TASK DETAILS: Restate the full set of records exactly, word for word.

Stored items
* Start *

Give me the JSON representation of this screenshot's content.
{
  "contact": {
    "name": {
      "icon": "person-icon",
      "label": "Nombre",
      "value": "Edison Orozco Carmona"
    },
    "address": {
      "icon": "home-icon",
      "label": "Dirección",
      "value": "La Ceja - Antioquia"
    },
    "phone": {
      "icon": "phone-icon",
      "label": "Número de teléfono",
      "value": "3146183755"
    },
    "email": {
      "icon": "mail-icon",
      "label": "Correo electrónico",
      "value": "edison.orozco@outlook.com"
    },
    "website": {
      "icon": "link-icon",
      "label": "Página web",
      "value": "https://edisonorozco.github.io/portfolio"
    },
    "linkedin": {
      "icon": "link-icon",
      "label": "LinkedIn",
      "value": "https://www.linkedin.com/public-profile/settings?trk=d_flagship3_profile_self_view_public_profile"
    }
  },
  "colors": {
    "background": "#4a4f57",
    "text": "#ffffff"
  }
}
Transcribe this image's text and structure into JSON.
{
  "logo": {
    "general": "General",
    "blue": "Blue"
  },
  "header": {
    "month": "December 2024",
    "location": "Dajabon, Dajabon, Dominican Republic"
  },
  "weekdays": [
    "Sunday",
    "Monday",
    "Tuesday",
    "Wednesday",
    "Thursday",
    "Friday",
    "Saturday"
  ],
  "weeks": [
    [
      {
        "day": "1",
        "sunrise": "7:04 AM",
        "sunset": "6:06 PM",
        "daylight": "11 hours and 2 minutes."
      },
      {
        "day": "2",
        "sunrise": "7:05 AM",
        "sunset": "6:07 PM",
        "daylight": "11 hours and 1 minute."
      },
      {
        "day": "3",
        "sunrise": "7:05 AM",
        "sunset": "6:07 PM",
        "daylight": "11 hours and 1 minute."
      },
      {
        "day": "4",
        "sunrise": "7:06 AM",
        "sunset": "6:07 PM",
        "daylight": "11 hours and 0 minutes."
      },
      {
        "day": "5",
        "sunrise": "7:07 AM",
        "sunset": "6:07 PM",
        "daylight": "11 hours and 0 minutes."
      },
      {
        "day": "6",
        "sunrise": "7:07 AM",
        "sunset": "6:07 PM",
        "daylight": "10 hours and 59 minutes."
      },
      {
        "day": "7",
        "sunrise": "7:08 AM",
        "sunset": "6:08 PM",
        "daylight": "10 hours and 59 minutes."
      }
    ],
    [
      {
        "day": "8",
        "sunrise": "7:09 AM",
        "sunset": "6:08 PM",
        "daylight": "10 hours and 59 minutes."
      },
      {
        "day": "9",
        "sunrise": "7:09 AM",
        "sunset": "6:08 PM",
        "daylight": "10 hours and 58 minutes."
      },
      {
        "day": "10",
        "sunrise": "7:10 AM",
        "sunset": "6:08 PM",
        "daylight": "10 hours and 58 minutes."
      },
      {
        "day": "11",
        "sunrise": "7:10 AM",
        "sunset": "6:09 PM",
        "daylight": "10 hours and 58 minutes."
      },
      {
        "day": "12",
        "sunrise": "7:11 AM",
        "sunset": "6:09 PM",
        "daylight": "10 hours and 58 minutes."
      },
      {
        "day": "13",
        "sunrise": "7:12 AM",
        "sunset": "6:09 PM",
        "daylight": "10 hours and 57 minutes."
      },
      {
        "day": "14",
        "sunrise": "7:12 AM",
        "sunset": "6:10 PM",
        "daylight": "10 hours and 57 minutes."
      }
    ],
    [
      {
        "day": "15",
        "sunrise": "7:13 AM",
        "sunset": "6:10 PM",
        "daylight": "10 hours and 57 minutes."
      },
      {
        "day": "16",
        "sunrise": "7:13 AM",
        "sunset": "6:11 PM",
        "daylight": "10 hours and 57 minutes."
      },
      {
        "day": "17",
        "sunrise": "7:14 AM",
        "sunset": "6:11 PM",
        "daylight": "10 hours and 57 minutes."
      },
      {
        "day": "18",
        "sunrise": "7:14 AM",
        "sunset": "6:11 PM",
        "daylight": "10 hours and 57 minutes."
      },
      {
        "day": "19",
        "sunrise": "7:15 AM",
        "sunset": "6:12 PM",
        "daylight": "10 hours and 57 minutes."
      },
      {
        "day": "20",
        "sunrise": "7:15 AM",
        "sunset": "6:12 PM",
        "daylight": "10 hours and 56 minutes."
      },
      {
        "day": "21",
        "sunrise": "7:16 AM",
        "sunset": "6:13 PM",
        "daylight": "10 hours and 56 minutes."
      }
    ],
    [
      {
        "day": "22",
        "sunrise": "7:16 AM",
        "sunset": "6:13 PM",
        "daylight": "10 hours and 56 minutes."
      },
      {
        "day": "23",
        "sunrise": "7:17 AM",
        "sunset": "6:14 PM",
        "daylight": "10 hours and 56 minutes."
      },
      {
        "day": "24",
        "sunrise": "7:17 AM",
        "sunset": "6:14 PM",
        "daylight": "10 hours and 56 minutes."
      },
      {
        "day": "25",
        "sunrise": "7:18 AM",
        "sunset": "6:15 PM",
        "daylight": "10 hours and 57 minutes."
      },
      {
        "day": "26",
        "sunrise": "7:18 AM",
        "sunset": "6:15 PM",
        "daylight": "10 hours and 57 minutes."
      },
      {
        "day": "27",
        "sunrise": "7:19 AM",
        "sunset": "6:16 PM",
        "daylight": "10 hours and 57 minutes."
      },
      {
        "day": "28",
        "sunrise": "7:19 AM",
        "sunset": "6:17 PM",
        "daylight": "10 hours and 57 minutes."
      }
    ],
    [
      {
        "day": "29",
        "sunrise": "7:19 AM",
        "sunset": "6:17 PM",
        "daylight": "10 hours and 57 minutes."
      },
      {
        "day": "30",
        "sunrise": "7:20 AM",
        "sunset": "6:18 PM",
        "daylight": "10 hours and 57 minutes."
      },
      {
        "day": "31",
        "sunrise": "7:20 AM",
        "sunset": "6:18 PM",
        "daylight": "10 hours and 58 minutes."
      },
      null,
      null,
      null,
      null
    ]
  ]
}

* End *

RESPONSE FOR THIS EXERCISE:
Give me the JSON representation of this screenshot's content.
{
  "contact": {
    "name": {
      "icon": "person-icon",
      "label": "Nombre",
      "value": "Edison Orozco Carmona"
    },
    "address": {
      "icon": "home-icon",
      "label": "Dirección",
      "value": "La Ceja - Antioquia"
    },
    "phone": {
      "icon": "phone-icon",
      "label": "Número de teléfono",
      "value": "3146183755"
    },
    "email": {
      "icon": "mail-icon",
      "label": "Correo electrónico",
      "value": "edison.orozco@outlook.com"
    },
    "website": {
      "icon": "link-icon",
      "label": "Página web",
      "value": "https://edisonorozco.github.io/portfolio"
    },
    "linkedin": {
      "icon": "link-icon",
      "label": "LinkedIn",
      "value": "https://www.linkedin.com/public-profile/settings?trk=d_flagship3_profile_self_view_public_profile"
    }
  },
  "colors": {
    "background": "#4a4f57",
    "text": "#ffffff"
  }
}
Transcribe this image's text and structure into JSON.
{
  "logo": {
    "general": "General",
    "blue": "Blue"
  },
  "header": {
    "month": "December 2024",
    "location": "Dajabon, Dajabon, Dominican Republic"
  },
  "weekdays": [
    "Sunday",
    "Monday",
    "Tuesday",
    "Wednesday",
    "Thursday",
    "Friday",
    "Saturday"
  ],
  "weeks": [
    [
      {
        "day": "1",
        "sunrise": "7:04 AM",
        "sunset": "6:06 PM",
        "daylight": "11 hours and 2 minutes."
      },
      {
        "day": "2",
        "sunrise": "7:05 AM",
        "sunset": "6:07 PM",
        "daylight": "11 hours and 1 minute."
      },
      {
        "day": "3",
        "sunrise": "7:05 AM",
        "sunset": "6:07 PM",
        "daylight": "11 hours and 1 minute."
      },
      {
        "day": "4",
        "sunrise": "7:06 AM",
        "sunset": "6:07 PM",
        "daylight": "11 hours and 0 minutes."
      },
      {
        "day": "5",
        "sunrise": "7:07 AM",
        "sunset": "6:07 PM",
        "daylight": "11 hours and 0 minutes."
      },
      {
        "day": "6",
        "sunrise": "7:07 AM",
        "sunset": "6:07 PM",
        "daylight": "10 hours and 59 minutes."
      },
      {
        "day": "7",
        "sunrise": "7:08 AM",
        "sunset": "6:08 PM",
        "daylight": "10 hours and 59 minutes."
      }
    ],
    [
      {
        "day": "8",
        "sunrise": "7:09 AM",
        "sunset": "6:08 PM",
        "daylight": "10 hours and 59 minutes."
      },
      {
        "day": "9",
        "sunrise": "7:09 AM",
        "sunset": "6:08 PM",
        "daylight": "10 hours and 58 minutes."
      },
      {
        "day": "10",
        "sunrise": "7:10 AM",
        "sunset": "6:08 PM",
        "daylight": "10 hours and 58 minutes."
      },
      {
        "day": "11",
        "sunrise": "7:10 AM",
        "sunset": "6:09 PM",
        "daylight": "10 hours and 58 minutes."
      },
      {
        "day": "12",
        "sunrise": "7:11 AM",
        "sunset": "6:09 PM",
        "daylight": "10 hours and 58 minutes."
      },
      {
        "day": "13",
        "sunrise": "7:12 AM",
        "sunset": "6:09 PM",
        "daylight": "10 hours and 57 minutes."
      },
      {
        "day": "14",
        "sunrise": "7:12 AM",
        "sunset": "6:10 PM",
        "daylight": "10 hours and 57 minutes."
      }
    ],
    [
      {
        "day": "15",
        "sunrise": "7:13 AM",
        "sunset": "6:10 PM",
        "daylight": "10 hours and 57 minutes."
      },
      {
        "day": "16",
        "sunrise": "7:13 AM",
        "sunset": "6:11 PM",
        "daylight": "10 hours and 57 minutes."
      },
      {
        "day": "17",
        "sunrise": "7:14 AM",
        "sunset": "6:11 PM",
        "daylight": "10 hours and 57 minutes."
      },
      {
        "day": "18",
        "sunrise": "7:14 AM",
        "sunset": "6:11 PM",
        "daylight": "10 hours and 57 minutes."
      },
      {
        "day": "19",
        "sunrise": "7:15 AM",
        "sunset": "6:12 PM",
        "daylight": "10 hours and 57 minutes."
      },
      {
        "day": "20",
        "sunrise": "7:15 AM",
        "sunset": "6:12 PM",
        "daylight": "10 hours and 56 minutes."
      },
      {
        "day": "21",
        "sunrise": "7:16 AM",
        "sunset": "6:13 PM",
        "daylight": "10 hours and 56 minutes."
      }
    ],
    [
      {
        "day": "22",
        "sunrise": "7:16 AM",
        "sunset": "6:13 PM",
        "daylight": "10 hours and 56 minutes."
      },
      {
        "day": "23",
        "sunrise": "7:17 AM",
        "sunset": "6:14 PM",
        "daylight": "10 hours and 56 minutes."
      },
      {
        "day": "24",
        "sunrise": "7:17 AM",
        "sunset": "6:14 PM",
        "daylight": "10 hours and 56 minutes."
      },
      {
        "day": "25",
        "sunrise": "7:18 AM",
        "sunset": "6:15 PM",
        "daylight": "10 hours and 57 minutes."
      },
      {
        "day": "26",
        "sunrise": "7:18 AM",
        "sunset": "6:15 PM",
        "daylight": "10 hours and 57 minutes."
      },
      {
        "day": "27",
        "sunrise": "7:19 AM",
        "sunset": "6:16 PM",
        "daylight": "10 hours and 57 minutes."
      },
      {
        "day": "28",
        "sunrise": "7:19 AM",
        "sunset": "6:17 PM",
        "daylight": "10 hours and 57 minutes."
      }
    ],
    [
      {
        "day": "29",
        "sunrise": "7:19 AM",
        "sunset": "6:17 PM",
        "daylight": "10 hours and 57 minutes."
      },
      {
        "day": "30",
        "sunrise": "7:20 AM",
        "sunset": "6:18 PM",
        "daylight": "10 hours and 57 minutes."
      },
      {
        "day": "31",
        "sunrise": "7:20 AM",
        "sunset": "6:18 PM",
        "daylight": "10 hours and 58 minutes."
      },
      null,
      null,
      null,
      null
    ]
  ]
}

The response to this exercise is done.